▶ [Exercise task] Identify each line in the records below that contains the word "QRcode", and copy it.

# # #

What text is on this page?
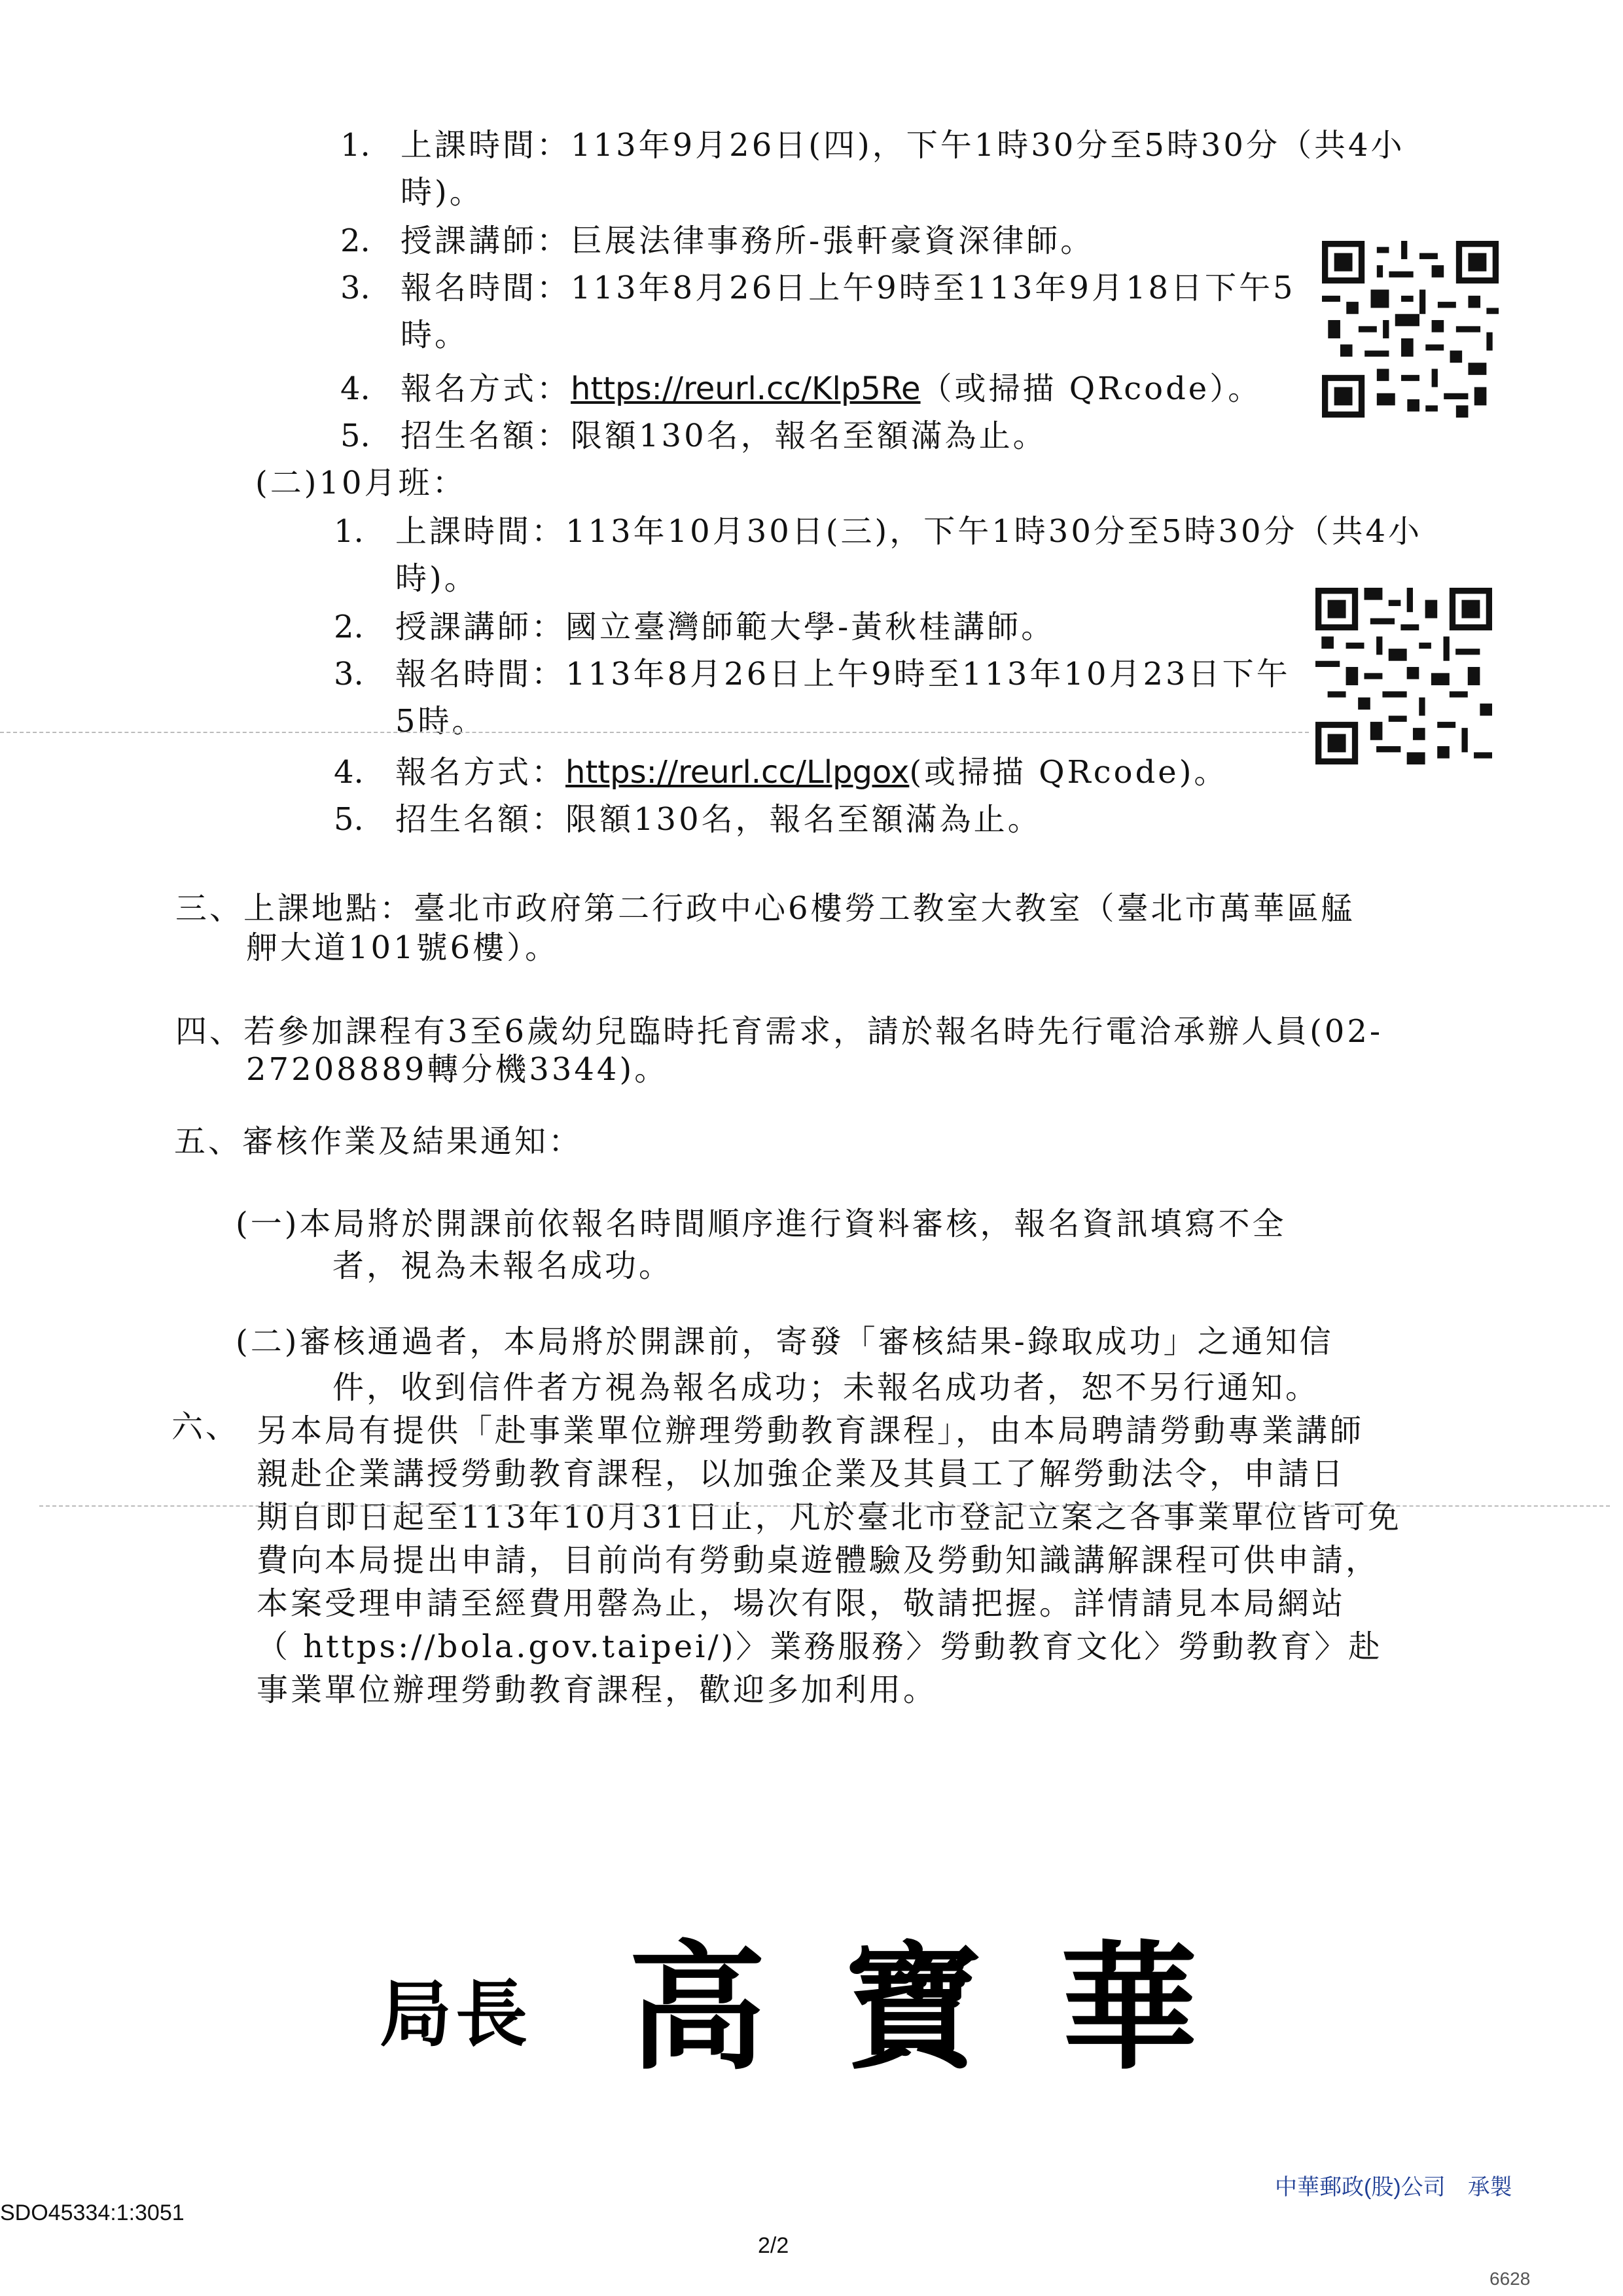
1. 上課時間：113年9月26日(四)，下午1時30分至5時30分（共4小
時)。
2. 授課講師：巨展法律事務所-張軒豪資深律師。
3. 報名時間：113年8月26日上午9時至113年9月18日下午5
時。
4. 報名方式：https://reurl.cc/Klp5Re（或掃描 QRcode）。
5. 招生名額：限額130名，報名至額滿為止。
(二)10月班：
1. 上課時間：113年10月30日(三)，下午1時30分至5時30分（共4小
時)。
2. 授課講師：國立臺灣師範大學-黃秋桂講師。
3. 報名時間：113年8月26日上午9時至113年10月23日下午
5時。
4. 報名方式：https://reurl.cc/Llpgox(或掃描 QRcode)。
5. 招生名額：限額130名，報名至額滿為止。
三、上課地點：臺北市政府第二行政中心6樓勞工教室大教室（臺北市萬華區艋
舺大道101號6樓）。
四、若參加課程有3至6歲幼兒臨時托育需求，請於報名時先行電洽承辦人員(02-
27208889轉分機3344)。
五、審核作業及結果通知：
(一)本局將於開課前依報名時間順序進行資料審核，報名資訊填寫不全
者，視為未報名成功。
(二)審核通過者，本局將於開課前，寄發「審核結果-錄取成功」之通知信
件，收到信件者方視為報名成功；未報名成功者，恕不另行通知。
六、 另本局有提供「赴事業單位辦理勞動教育課程」，由本局聘請勞動專業講師
親赴企業講授勞動教育課程，以加強企業及其員工了解勞動法令，申請日
期自即日起至113年10月31日止，凡於臺北市登記立案之各事業單位皆可免
費向本局提出申請，目前尚有勞動桌遊體驗及勞動知識講解課程可供申請，
本案受理申請至經費用罄為止，場次有限，敬請把握。詳情請見本局網站
（ https://bola.gov.taipei/)〉業務服務〉勞動教育文化〉勞動教育〉赴
事業單位辦理勞動教育課程，歡迎多加利用。
局長 高寶華
SDO45334:1:3051
2/2
中華郵政(股)公司　承製
6628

# # #

▶ [Task output]
4. 報名方式：https://reurl.cc/Klp5Re（或掃描 QRcode）。
4. 報名方式：https://reurl.cc/Llpgox(或掃描 QRcode)。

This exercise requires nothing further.